● **Written request**
Print the entries below word for word; the pictures stay out of your copy.
-------- Given entries
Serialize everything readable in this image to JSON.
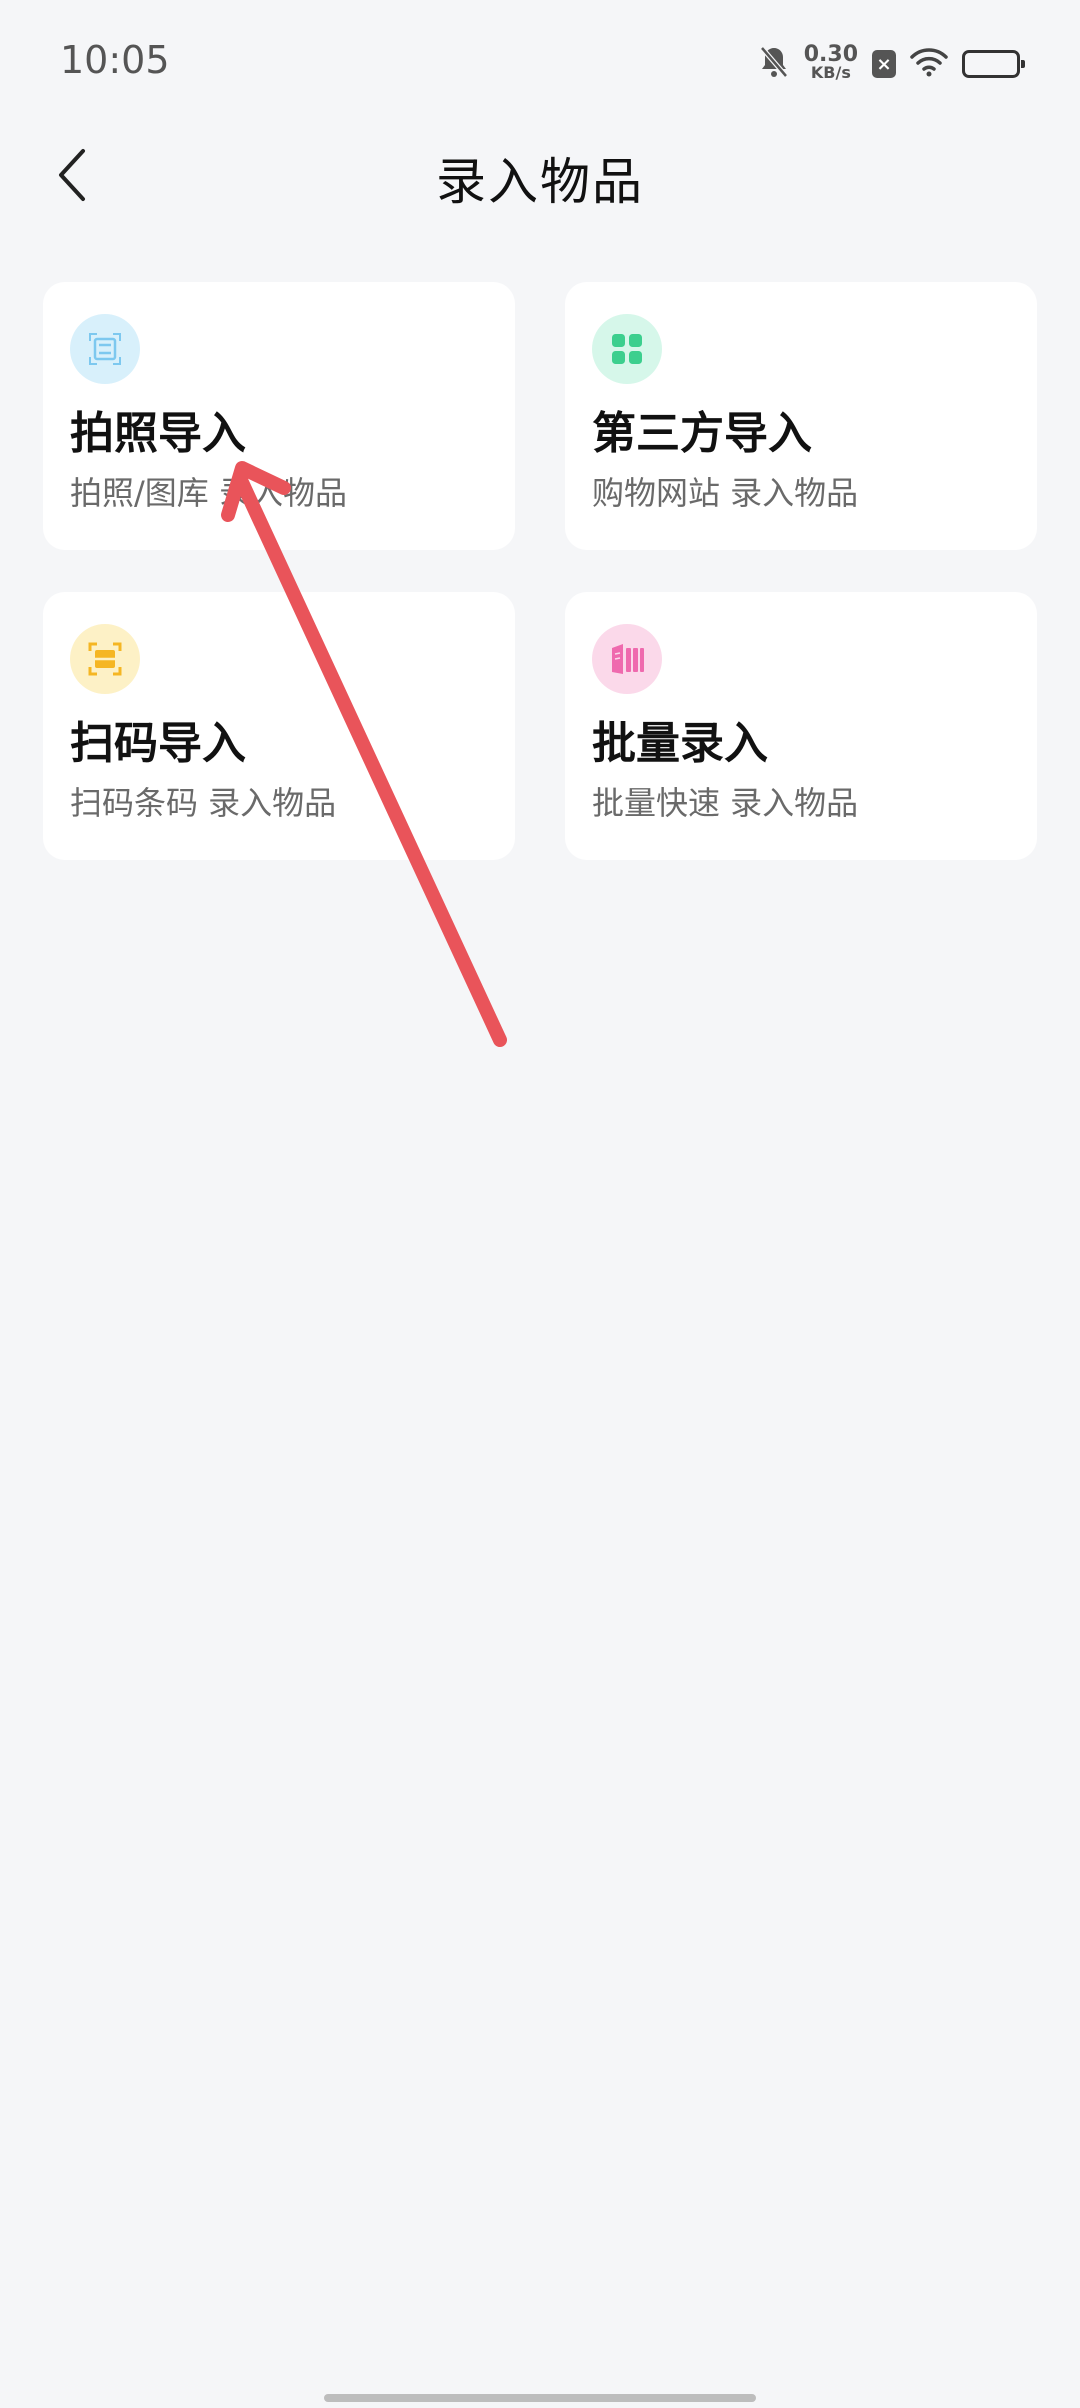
{
  "status_bar": {
    "time": "10:05",
    "speed_value": "0.30",
    "speed_unit": "KB/s",
    "icons": [
      "bell-mute-icon",
      "x-badge-icon",
      "wifi-icon",
      "battery-icon"
    ]
  },
  "header": {
    "back_icon": "chevron-left-icon",
    "title": "录入物品"
  },
  "cards": [
    {
      "title": "拍照导入",
      "subtitle": "拍照/图库 录入物品",
      "icon": "scan-photo-icon",
      "icon_bg": "#d8f0fb",
      "icon_color": "#7dc8ef"
    },
    {
      "title": "第三方导入",
      "subtitle": "购物网站 录入物品",
      "icon": "grid-apps-icon",
      "icon_bg": "#d6f7ea",
      "icon_color": "#3ccf8e"
    },
    {
      "title": "扫码导入",
      "subtitle": "扫码条码 录入物品",
      "icon": "barcode-scan-icon",
      "icon_bg": "#fdf1c6",
      "icon_color": "#f5b623"
    },
    {
      "title": "批量录入",
      "subtitle": "批量快速 录入物品",
      "icon": "batch-books-icon",
      "icon_bg": "#fbd9ea",
      "icon_color": "#ef6aae"
    }
  ],
  "annotation": {
    "arrow_color": "#e9545a"
  }
}
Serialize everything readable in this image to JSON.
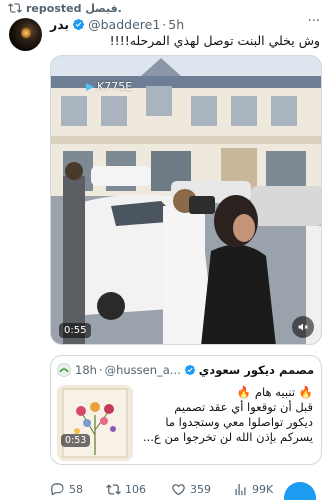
----------------
● **Output below**
Serialize everything readable in this image to JSON.
{
  "status_bar": {
    "time": "10:05",
    "speed_value": "0.30",
    "speed_unit": "KB/s",
    "icons": [
      "bell-mute-icon",
      "x-badge-icon",
      "wifi-icon",
      "battery-icon"
    ]
  },
  "header": {
    "back_icon": "chevron-left-icon",
    "title": "录入物品"
  },
  "cards": [
    {
      "title": "拍照导入",
      "subtitle": "拍照/图库 录入物品",
      "icon": "scan-photo-icon",
      "icon_bg": "#d8f0fb",
      "icon_color": "#7dc8ef"
    },
    {
      "title": "第三方导入",
      "subtitle": "购物网站 录入物品",
      "icon": "grid-apps-icon",
      "icon_bg": "#d6f7ea",
      "icon_color": "#3ccf8e"
    },
    {
      "title": "扫码导入",
      "subtitle": "扫码条码 录入物品",
      "icon": "barcode-scan-icon",
      "icon_bg": "#fdf1c6",
      "icon_color": "#f5b623"
    },
    {
      "title": "批量录入",
      "subtitle": "批量快速 录入物品",
      "icon": "batch-books-icon",
      "icon_bg": "#fbd9ea",
      "icon_color": "#ef6aae"
    }
  ],
  "annotation": {
    "arrow_color": "#e9545a"
  }
}
Serialize everything readable in this image to JSON.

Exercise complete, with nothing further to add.